### [Data extract]
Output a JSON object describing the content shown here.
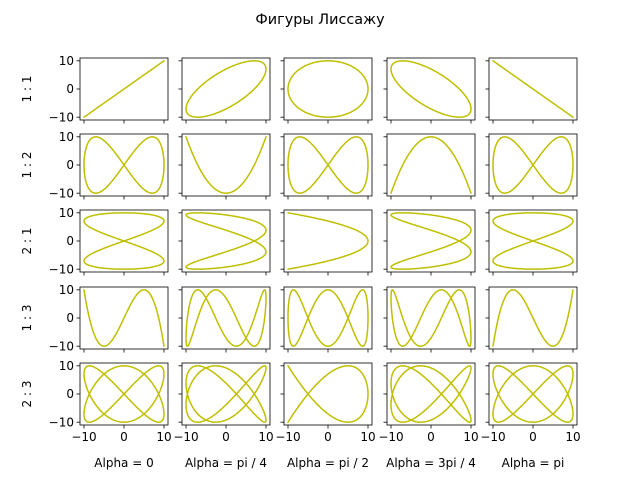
{
  "chart_data": {
    "type": "line",
    "title": "Фигуры Лиссажу",
    "curve_color": "#bfbf00",
    "amplitude": 10,
    "xlim": [
      -11,
      11
    ],
    "ylim": [
      -11,
      11
    ],
    "xticks": [
      -10,
      0,
      10
    ],
    "yticks": [
      10,
      0,
      -10
    ],
    "grid": false,
    "parametric_formula": "x = 10*sin(a*t + alpha), y = 10*sin(b*t)",
    "rows": [
      {
        "label": "1 : 1",
        "a": 1,
        "b": 1
      },
      {
        "label": "1 : 2",
        "a": 1,
        "b": 2
      },
      {
        "label": "2 : 1",
        "a": 2,
        "b": 1
      },
      {
        "label": "1 : 3",
        "a": 1,
        "b": 3
      },
      {
        "label": "2 : 3",
        "a": 2,
        "b": 3
      }
    ],
    "columns": [
      {
        "label": "Alpha = 0",
        "alpha": 0
      },
      {
        "label": "Alpha = pi / 4",
        "alpha": 0.7853981634
      },
      {
        "label": "Alpha = pi / 2",
        "alpha": 1.5707963268
      },
      {
        "label": "Alpha = 3pi / 4",
        "alpha": 2.3561944902
      },
      {
        "label": "Alpha = pi",
        "alpha": 3.1415926536
      }
    ]
  }
}
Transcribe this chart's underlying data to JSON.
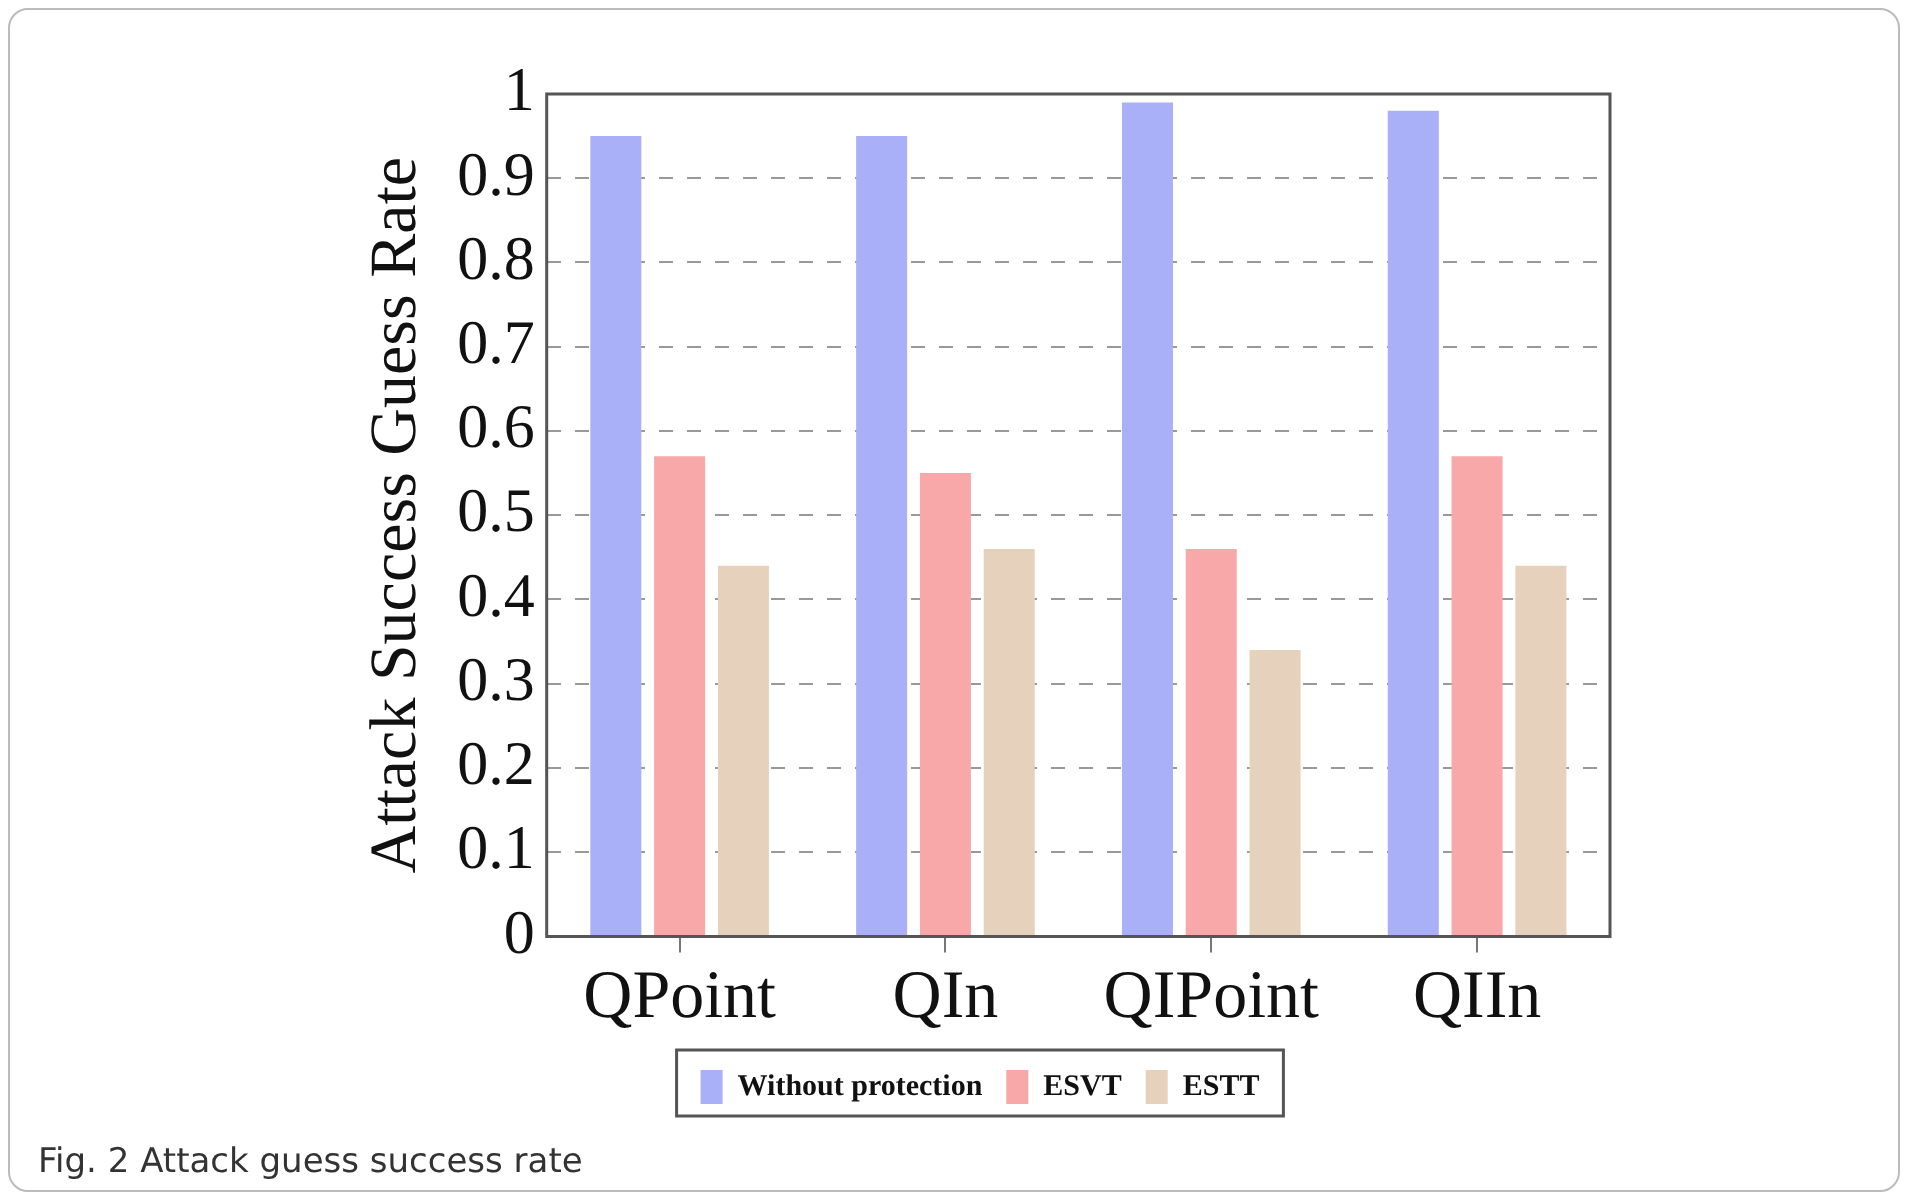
{
  "chart_data": {
    "type": "bar",
    "ylabel": "Attack Success Guess Rate",
    "categories": [
      "QPoint",
      "QIn",
      "QIPoint",
      "QIIn"
    ],
    "series": [
      {
        "name": "Without protection",
        "color": "#aab0f8",
        "values": [
          0.95,
          0.95,
          0.99,
          0.98
        ]
      },
      {
        "name": "ESVT",
        "color": "#f8a8a8",
        "values": [
          0.57,
          0.55,
          0.46,
          0.57
        ]
      },
      {
        "name": "ESTT",
        "color": "#e6d2bc",
        "values": [
          0.44,
          0.46,
          0.34,
          0.44
        ]
      }
    ],
    "ylim": [
      0,
      1
    ],
    "yticks": [
      0,
      0.1,
      0.2,
      0.3,
      0.4,
      0.5,
      0.6,
      0.7,
      0.8,
      0.9,
      1
    ],
    "grid": "y",
    "legend": "bottom",
    "annotations": [
      "Fig. 2 Attack guess success rate"
    ]
  }
}
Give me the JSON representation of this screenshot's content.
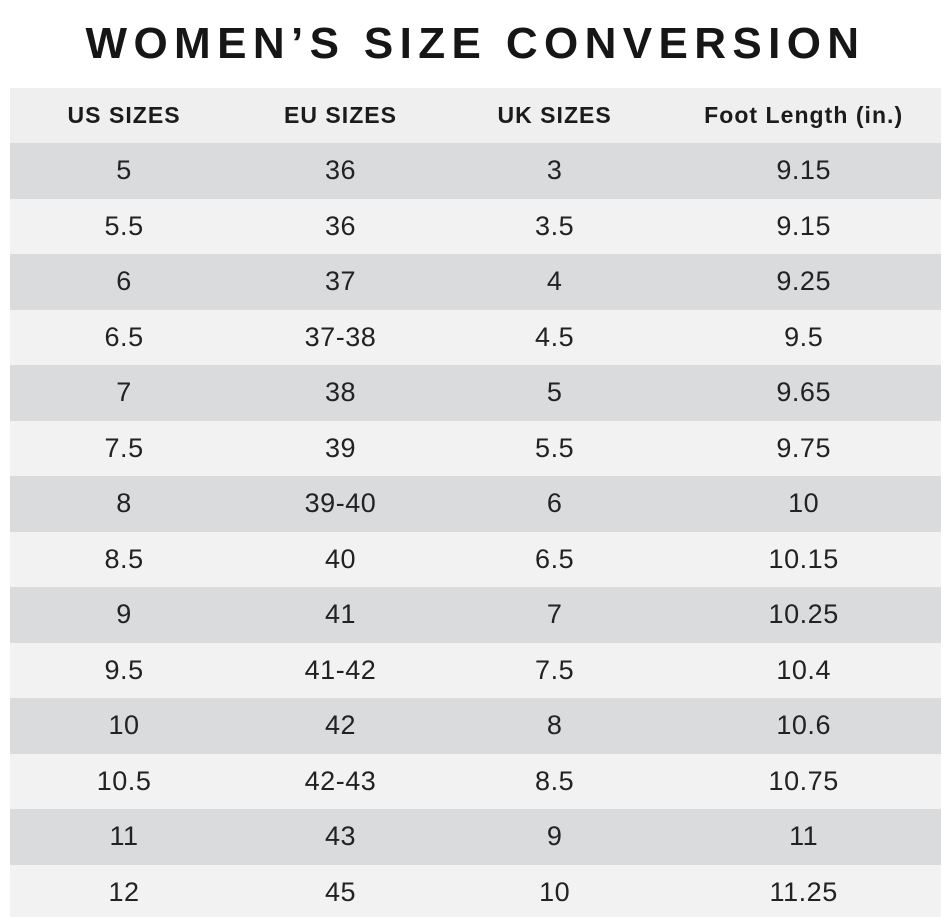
{
  "title": "WOMEN’S SIZE CONVERSION",
  "chart_data": {
    "type": "table",
    "title": "WOMEN’S SIZE CONVERSION",
    "columns": [
      "US SIZES",
      "EU SIZES",
      "UK SIZES",
      "Foot Length (in.)"
    ],
    "rows": [
      [
        "5",
        "36",
        "3",
        "9.15"
      ],
      [
        "5.5",
        "36",
        "3.5",
        "9.15"
      ],
      [
        "6",
        "37",
        "4",
        "9.25"
      ],
      [
        "6.5",
        "37-38",
        "4.5",
        "9.5"
      ],
      [
        "7",
        "38",
        "5",
        "9.65"
      ],
      [
        "7.5",
        "39",
        "5.5",
        "9.75"
      ],
      [
        "8",
        "39-40",
        "6",
        "10"
      ],
      [
        "8.5",
        "40",
        "6.5",
        "10.15"
      ],
      [
        "9",
        "41",
        "7",
        "10.25"
      ],
      [
        "9.5",
        "41-42",
        "7.5",
        "10.4"
      ],
      [
        "10",
        "42",
        "8",
        "10.6"
      ],
      [
        "10.5",
        "42-43",
        "8.5",
        "10.75"
      ],
      [
        "11",
        "43",
        "9",
        "11"
      ],
      [
        "12",
        "45",
        "10",
        "11.25"
      ]
    ],
    "layout": {
      "first_column_bold": true,
      "row_striping": "alternating starting dark",
      "alignment": "center"
    }
  },
  "colors": {
    "page_background": "#ffffff",
    "header_background": "#efefef",
    "row_dark": "#dadbdc",
    "row_light": "#f2f2f3",
    "text": "#161616"
  }
}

### [What is needed]
Reproduce every record above exactly, omitting the pictures.

### [Exercise result]
Output a JSON object describing the content shown here.
{
  "chart_data": {
    "type": "line",
    "title": "Фигуры Лиссажу",
    "curve_color": "#bfbf00",
    "amplitude": 10,
    "xlim": [
      -11,
      11
    ],
    "ylim": [
      -11,
      11
    ],
    "xticks": [
      -10,
      0,
      10
    ],
    "yticks": [
      10,
      0,
      -10
    ],
    "grid": false,
    "parametric_formula": "x = 10*sin(a*t + alpha), y = 10*sin(b*t)",
    "rows": [
      {
        "label": "1 : 1",
        "a": 1,
        "b": 1
      },
      {
        "label": "1 : 2",
        "a": 1,
        "b": 2
      },
      {
        "label": "2 : 1",
        "a": 2,
        "b": 1
      },
      {
        "label": "1 : 3",
        "a": 1,
        "b": 3
      },
      {
        "label": "2 : 3",
        "a": 2,
        "b": 3
      }
    ],
    "columns": [
      {
        "label": "Alpha = 0",
        "alpha": 0
      },
      {
        "label": "Alpha = pi / 4",
        "alpha": 0.7853981634
      },
      {
        "label": "Alpha = pi / 2",
        "alpha": 1.5707963268
      },
      {
        "label": "Alpha = 3pi / 4",
        "alpha": 2.3561944902
      },
      {
        "label": "Alpha = pi",
        "alpha": 3.1415926536
      }
    ]
  }
}
Transcribe this chart's underlying data to JSON.
{
  "chart_data": {
    "type": "bar",
    "ylabel": "Attack Success Guess Rate",
    "categories": [
      "QPoint",
      "QIn",
      "QIPoint",
      "QIIn"
    ],
    "series": [
      {
        "name": "Without protection",
        "color": "#aab0f8",
        "values": [
          0.95,
          0.95,
          0.99,
          0.98
        ]
      },
      {
        "name": "ESVT",
        "color": "#f8a8a8",
        "values": [
          0.57,
          0.55,
          0.46,
          0.57
        ]
      },
      {
        "name": "ESTT",
        "color": "#e6d2bc",
        "values": [
          0.44,
          0.46,
          0.34,
          0.44
        ]
      }
    ],
    "ylim": [
      0,
      1
    ],
    "yticks": [
      0,
      0.1,
      0.2,
      0.3,
      0.4,
      0.5,
      0.6,
      0.7,
      0.8,
      0.9,
      1
    ],
    "grid": "y",
    "legend": "bottom",
    "annotations": [
      "Fig. 2 Attack guess success rate"
    ]
  }
}
Give me the JSON representation of this screenshot's content.
{
  "title": "WOMEN’S SIZE CONVERSION",
  "chart_data": {
    "type": "table",
    "title": "WOMEN’S SIZE CONVERSION",
    "columns": [
      "US SIZES",
      "EU SIZES",
      "UK SIZES",
      "Foot Length (in.)"
    ],
    "rows": [
      [
        "5",
        "36",
        "3",
        "9.15"
      ],
      [
        "5.5",
        "36",
        "3.5",
        "9.15"
      ],
      [
        "6",
        "37",
        "4",
        "9.25"
      ],
      [
        "6.5",
        "37-38",
        "4.5",
        "9.5"
      ],
      [
        "7",
        "38",
        "5",
        "9.65"
      ],
      [
        "7.5",
        "39",
        "5.5",
        "9.75"
      ],
      [
        "8",
        "39-40",
        "6",
        "10"
      ],
      [
        "8.5",
        "40",
        "6.5",
        "10.15"
      ],
      [
        "9",
        "41",
        "7",
        "10.25"
      ],
      [
        "9.5",
        "41-42",
        "7.5",
        "10.4"
      ],
      [
        "10",
        "42",
        "8",
        "10.6"
      ],
      [
        "10.5",
        "42-43",
        "8.5",
        "10.75"
      ],
      [
        "11",
        "43",
        "9",
        "11"
      ],
      [
        "12",
        "45",
        "10",
        "11.25"
      ]
    ],
    "layout": {
      "first_column_bold": true,
      "row_striping": "alternating starting dark",
      "alignment": "center"
    }
  },
  "colors": {
    "page_background": "#ffffff",
    "header_background": "#efefef",
    "row_dark": "#dadbdc",
    "row_light": "#f2f2f3",
    "text": "#161616"
  }
}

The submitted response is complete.